WRITTEN INSTRUCTION: Transcribe the entries that follow exactly as they appear, minus pictures.

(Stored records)
---

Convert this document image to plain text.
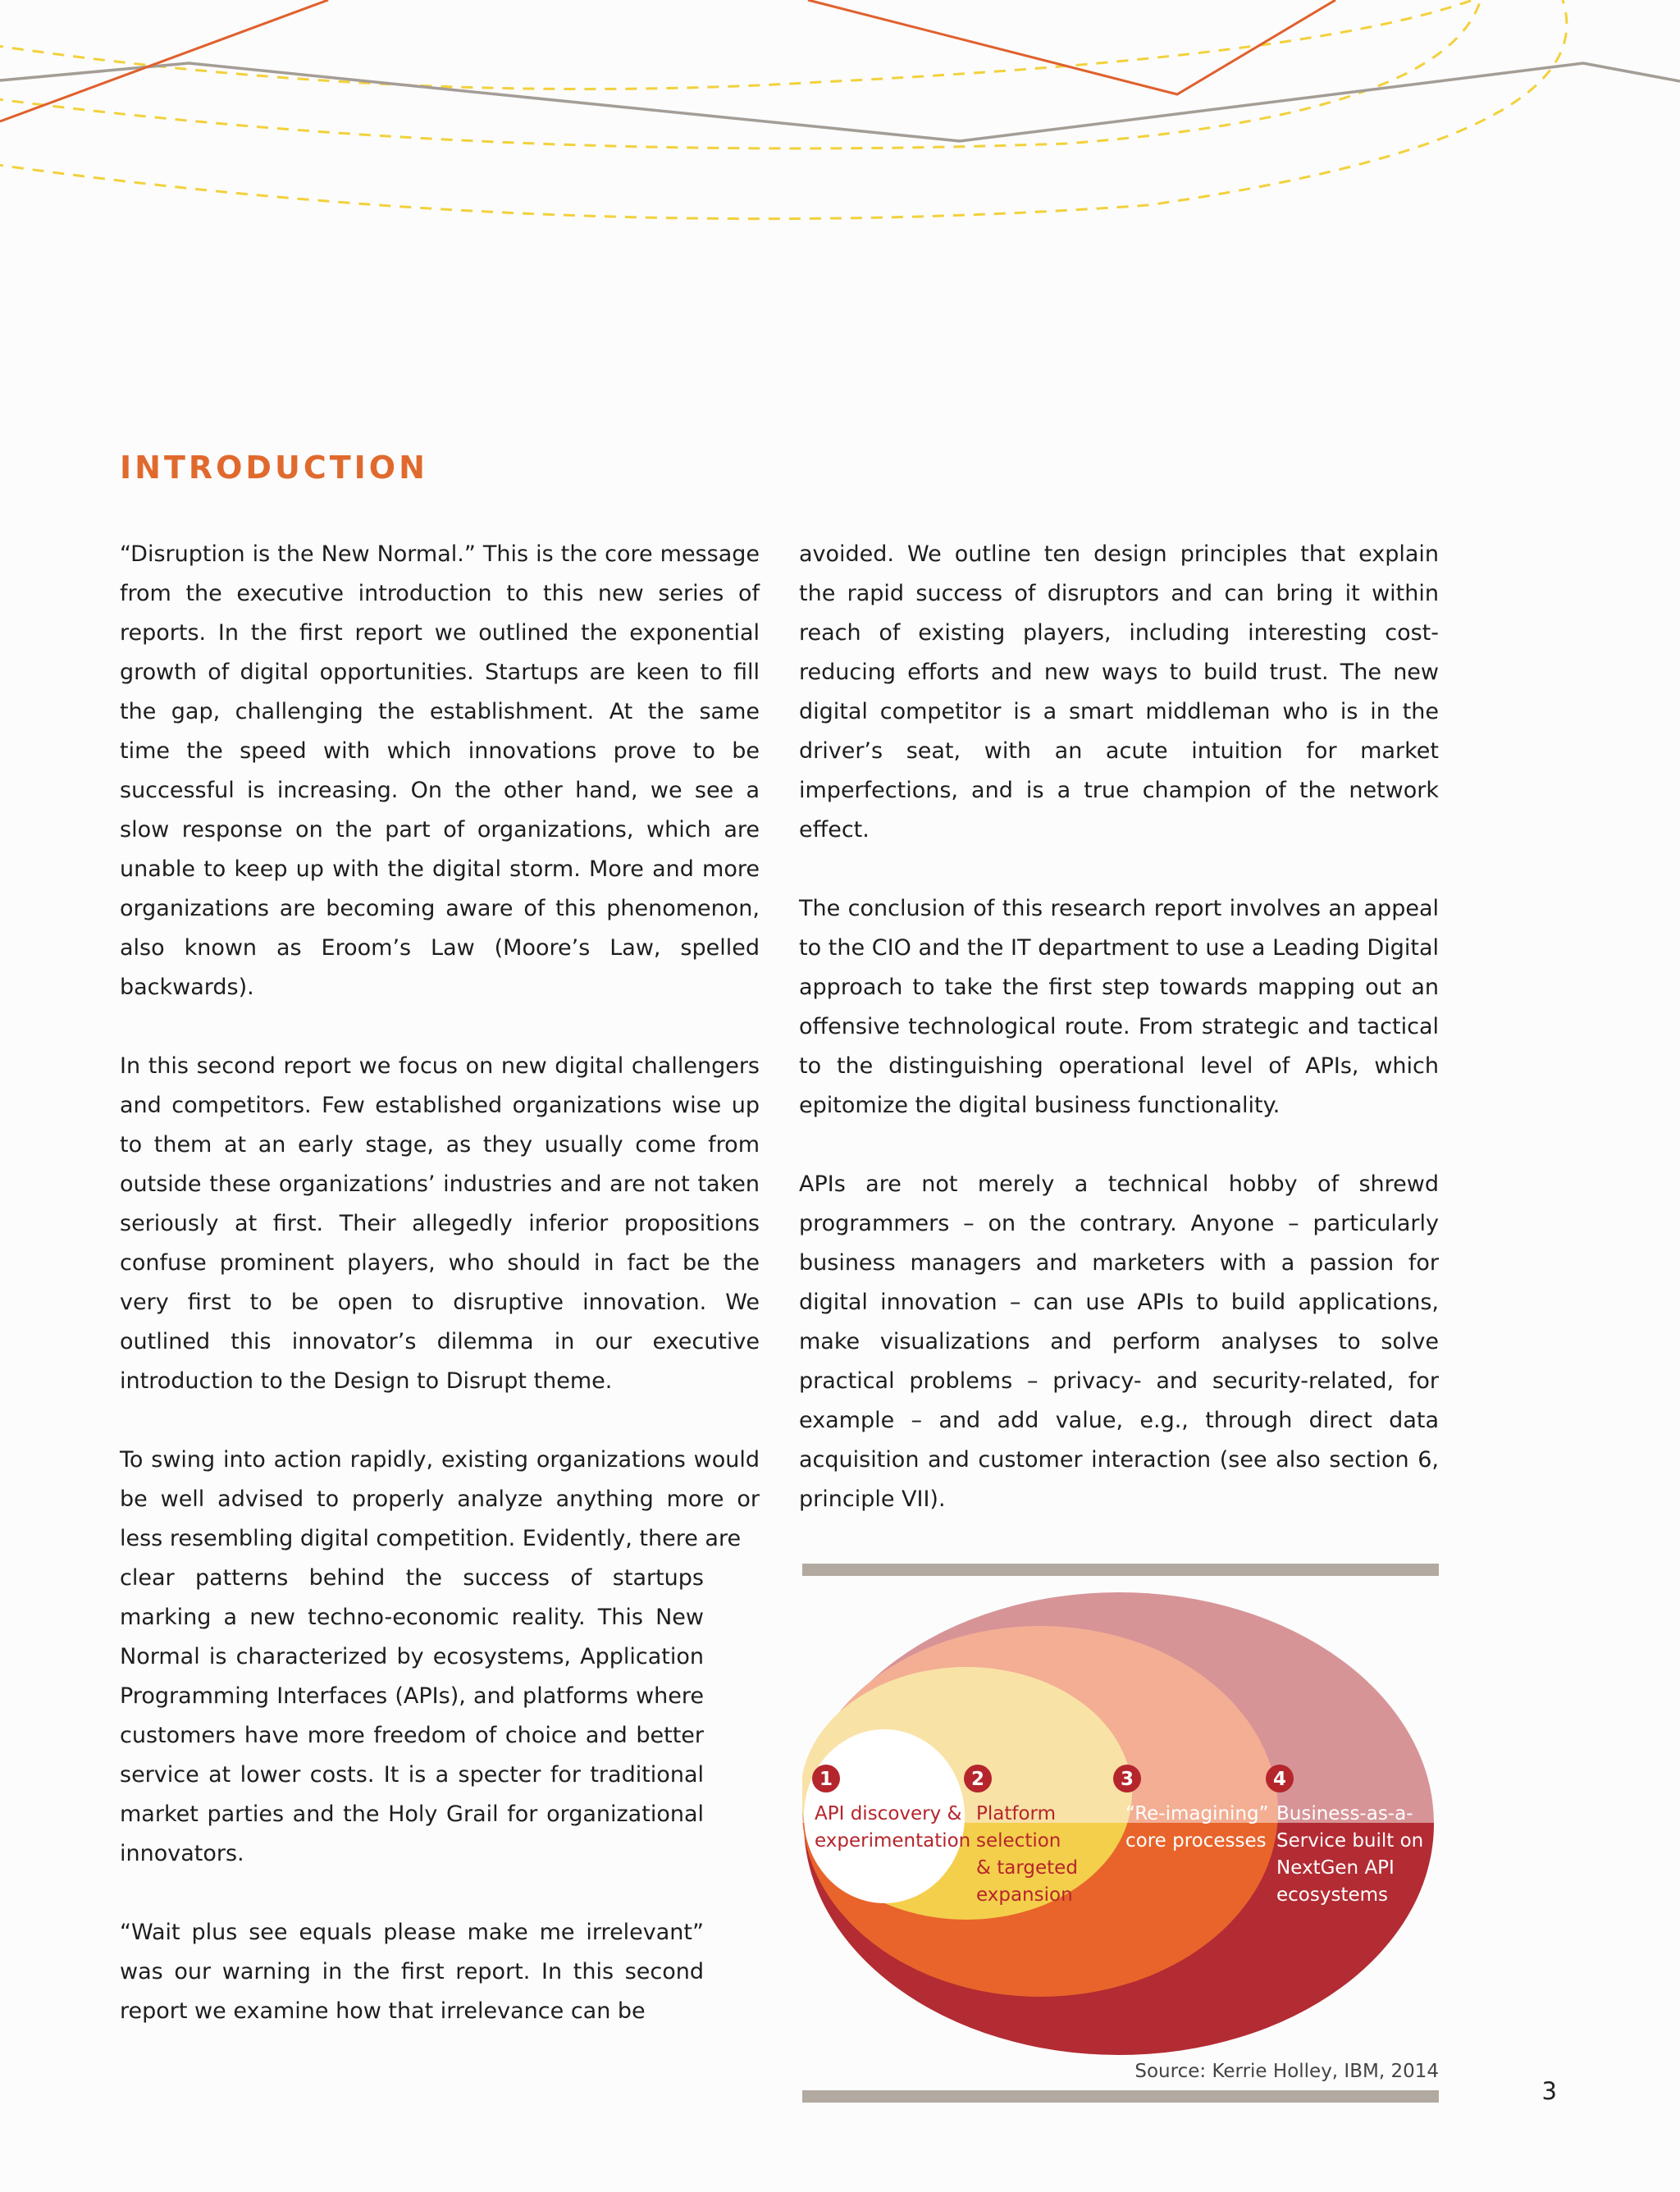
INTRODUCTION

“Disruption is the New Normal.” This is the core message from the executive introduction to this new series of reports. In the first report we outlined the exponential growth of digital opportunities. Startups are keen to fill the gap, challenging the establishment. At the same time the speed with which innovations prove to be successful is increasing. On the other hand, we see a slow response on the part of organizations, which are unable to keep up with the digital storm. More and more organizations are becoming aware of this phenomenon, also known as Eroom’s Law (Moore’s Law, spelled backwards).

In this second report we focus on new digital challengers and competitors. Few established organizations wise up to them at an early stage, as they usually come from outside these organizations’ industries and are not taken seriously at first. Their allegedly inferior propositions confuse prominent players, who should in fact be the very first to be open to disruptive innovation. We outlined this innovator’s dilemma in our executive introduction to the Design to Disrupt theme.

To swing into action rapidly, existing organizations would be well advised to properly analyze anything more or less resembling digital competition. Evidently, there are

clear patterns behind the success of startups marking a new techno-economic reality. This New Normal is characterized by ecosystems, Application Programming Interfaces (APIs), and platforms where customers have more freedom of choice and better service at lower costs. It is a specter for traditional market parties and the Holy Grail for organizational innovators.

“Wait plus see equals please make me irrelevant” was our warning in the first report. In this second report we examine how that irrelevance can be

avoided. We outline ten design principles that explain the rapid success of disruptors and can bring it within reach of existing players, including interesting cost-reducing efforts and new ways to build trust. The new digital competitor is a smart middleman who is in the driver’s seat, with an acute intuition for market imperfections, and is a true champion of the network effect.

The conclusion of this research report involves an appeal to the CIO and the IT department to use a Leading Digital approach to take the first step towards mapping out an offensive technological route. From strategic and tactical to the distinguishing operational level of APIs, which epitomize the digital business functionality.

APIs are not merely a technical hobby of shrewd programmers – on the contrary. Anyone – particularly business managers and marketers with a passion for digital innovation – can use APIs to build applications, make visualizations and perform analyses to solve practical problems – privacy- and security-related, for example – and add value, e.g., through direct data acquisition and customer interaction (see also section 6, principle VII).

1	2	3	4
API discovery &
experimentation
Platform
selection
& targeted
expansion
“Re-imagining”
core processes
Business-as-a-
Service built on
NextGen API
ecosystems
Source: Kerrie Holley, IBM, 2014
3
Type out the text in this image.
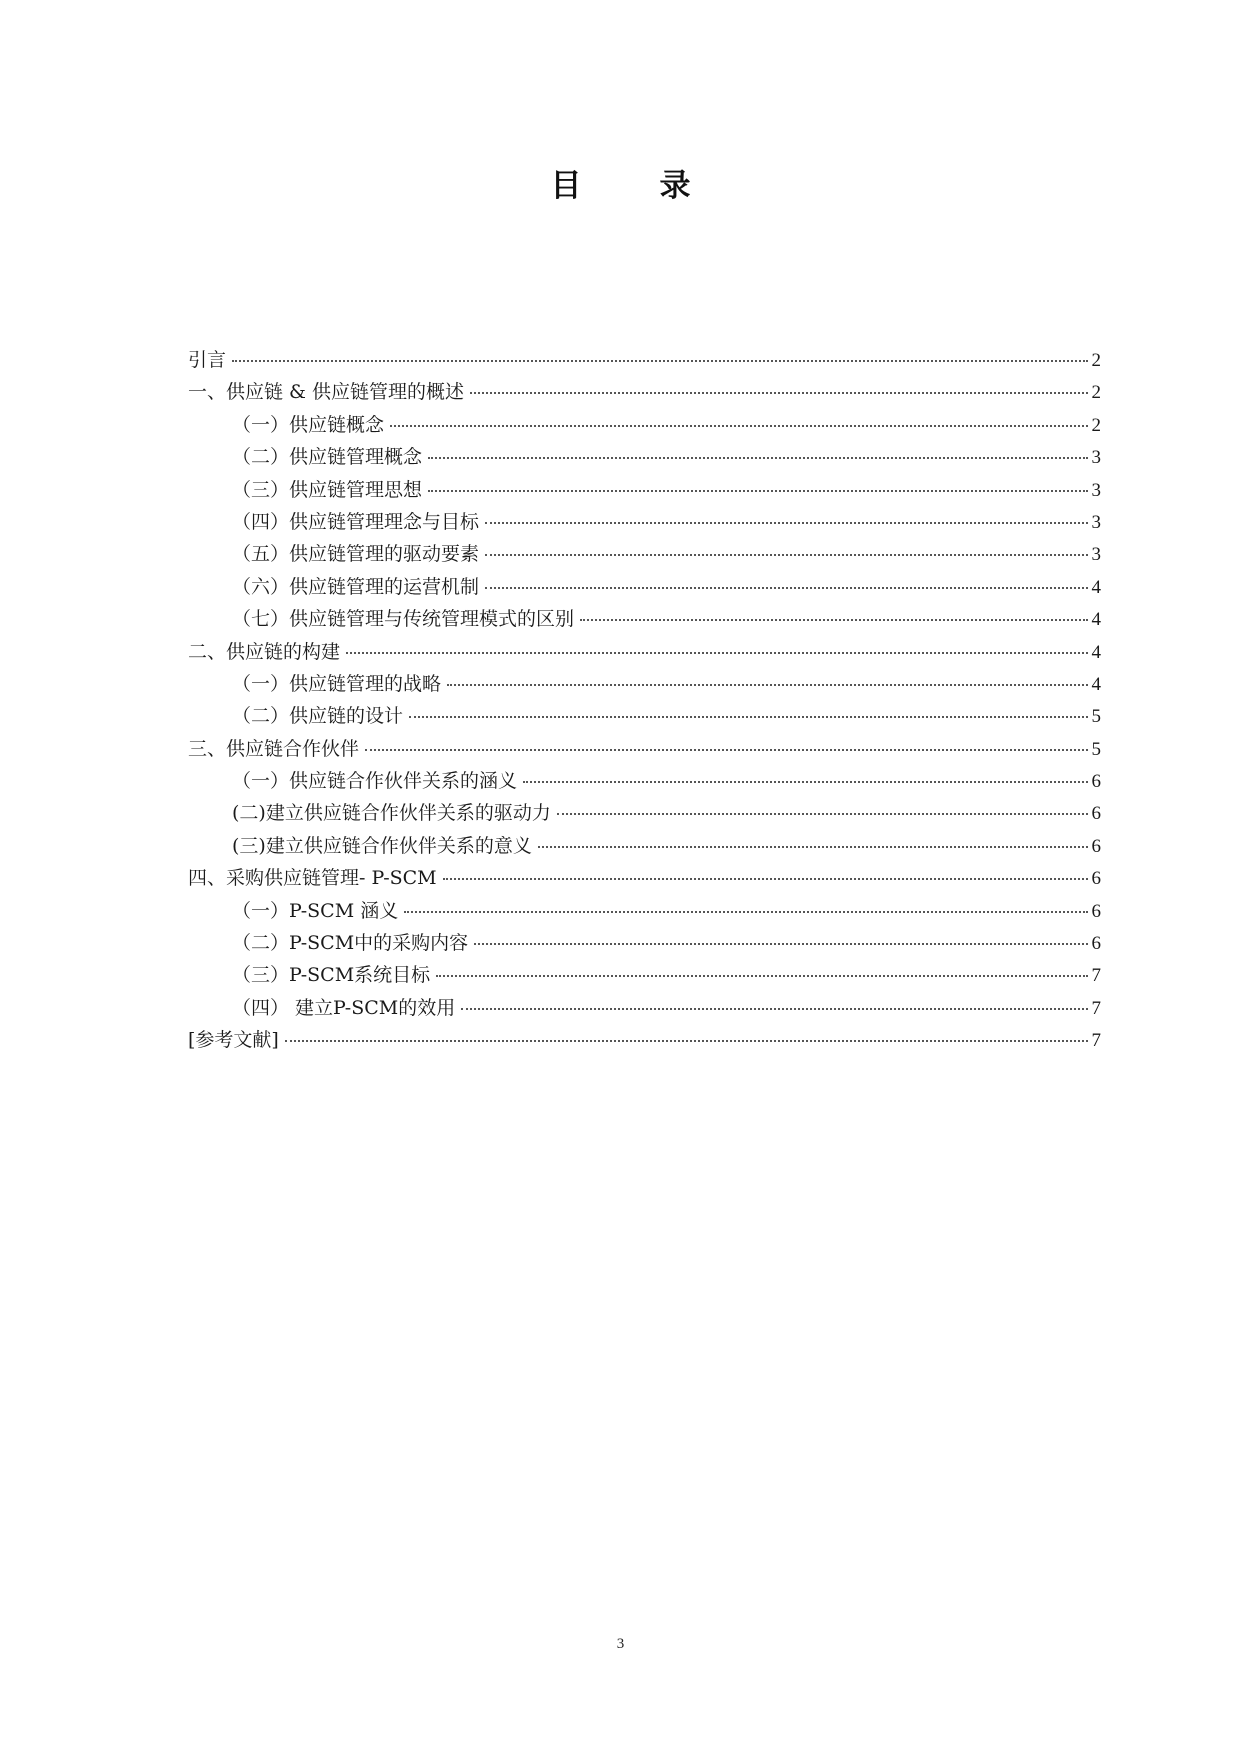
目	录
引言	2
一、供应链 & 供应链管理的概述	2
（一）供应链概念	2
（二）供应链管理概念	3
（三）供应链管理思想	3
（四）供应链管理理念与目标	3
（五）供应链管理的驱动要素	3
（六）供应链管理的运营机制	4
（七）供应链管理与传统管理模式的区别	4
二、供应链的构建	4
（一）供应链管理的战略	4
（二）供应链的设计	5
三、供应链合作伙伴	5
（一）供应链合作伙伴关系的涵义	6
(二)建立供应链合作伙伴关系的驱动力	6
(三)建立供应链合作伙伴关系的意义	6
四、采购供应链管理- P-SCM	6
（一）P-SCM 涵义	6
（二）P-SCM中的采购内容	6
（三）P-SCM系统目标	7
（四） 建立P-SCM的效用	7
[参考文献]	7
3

---

WRITTEN SOLUTION:
Convert this document image to plain text.
INTRODUCTION

“Disruption is the New Normal.” This is the core message from the executive introduction to this new series of reports. In the first report we outlined the exponential growth of digital opportunities. Startups are keen to fill the gap, challenging the establishment. At the same time the speed with which innovations prove to be successful is increasing. On the other hand, we see a slow response on the part of organizations, which are unable to keep up with the digital storm. More and more organizations are becoming aware of this phenomenon, also known as Eroom’s Law (Moore’s Law, spelled backwards).

In this second report we focus on new digital challengers and competitors. Few established organizations wise up to them at an early stage, as they usually come from outside these organizations’ industries and are not taken seriously at first. Their allegedly inferior propositions confuse prominent players, who should in fact be the very first to be open to disruptive innovation. We outlined this innovator’s dilemma in our executive introduction to the Design to Disrupt theme.

To swing into action rapidly, existing organizations would be well advised to properly analyze anything more or less resembling digital competition. Evidently, there are

clear patterns behind the success of startups marking a new techno-economic reality. This New Normal is characterized by ecosystems, Application Programming Interfaces (APIs), and platforms where customers have more freedom of choice and better service at lower costs. It is a specter for traditional market parties and the Holy Grail for organizational innovators.

“Wait plus see equals please make me irrelevant” was our warning in the first report. In this second report we examine how that irrelevance can be

avoided. We outline ten design principles that explain the rapid success of disruptors and can bring it within reach of existing players, including interesting cost-reducing efforts and new ways to build trust. The new digital competitor is a smart middleman who is in the driver’s seat, with an acute intuition for market imperfections, and is a true champion of the network effect.

The conclusion of this research report involves an appeal to the CIO and the IT department to use a Leading Digital approach to take the first step towards mapping out an offensive technological route. From strategic and tactical to the distinguishing operational level of APIs, which epitomize the digital business functionality.

APIs are not merely a technical hobby of shrewd programmers – on the contrary. Anyone – particularly business managers and marketers with a passion for digital innovation – can use APIs to build applications, make visualizations and perform analyses to solve practical problems – privacy- and security-related, for example – and add value, e.g., through direct data acquisition and customer interaction (see also section 6, principle VII).

1	2	3	4
API discovery &
experimentation
Platform
selection
& targeted
expansion
“Re-imagining”
core processes
Business-as-a-
Service built on
NextGen API
ecosystems
Source: Kerrie Holley, IBM, 2014
3
Type out the text in this image.
目	录
引言	2
一、供应链 & 供应链管理的概述	2
（一）供应链概念	2
（二）供应链管理概念	3
（三）供应链管理思想	3
（四）供应链管理理念与目标	3
（五）供应链管理的驱动要素	3
（六）供应链管理的运营机制	4
（七）供应链管理与传统管理模式的区别	4
二、供应链的构建	4
（一）供应链管理的战略	4
（二）供应链的设计	5
三、供应链合作伙伴	5
（一）供应链合作伙伴关系的涵义	6
(二)建立供应链合作伙伴关系的驱动力	6
(三)建立供应链合作伙伴关系的意义	6
四、采购供应链管理- P-SCM	6
（一）P-SCM 涵义	6
（二）P-SCM中的采购内容	6
（三）P-SCM系统目标	7
（四） 建立P-SCM的效用	7
[参考文献]	7
3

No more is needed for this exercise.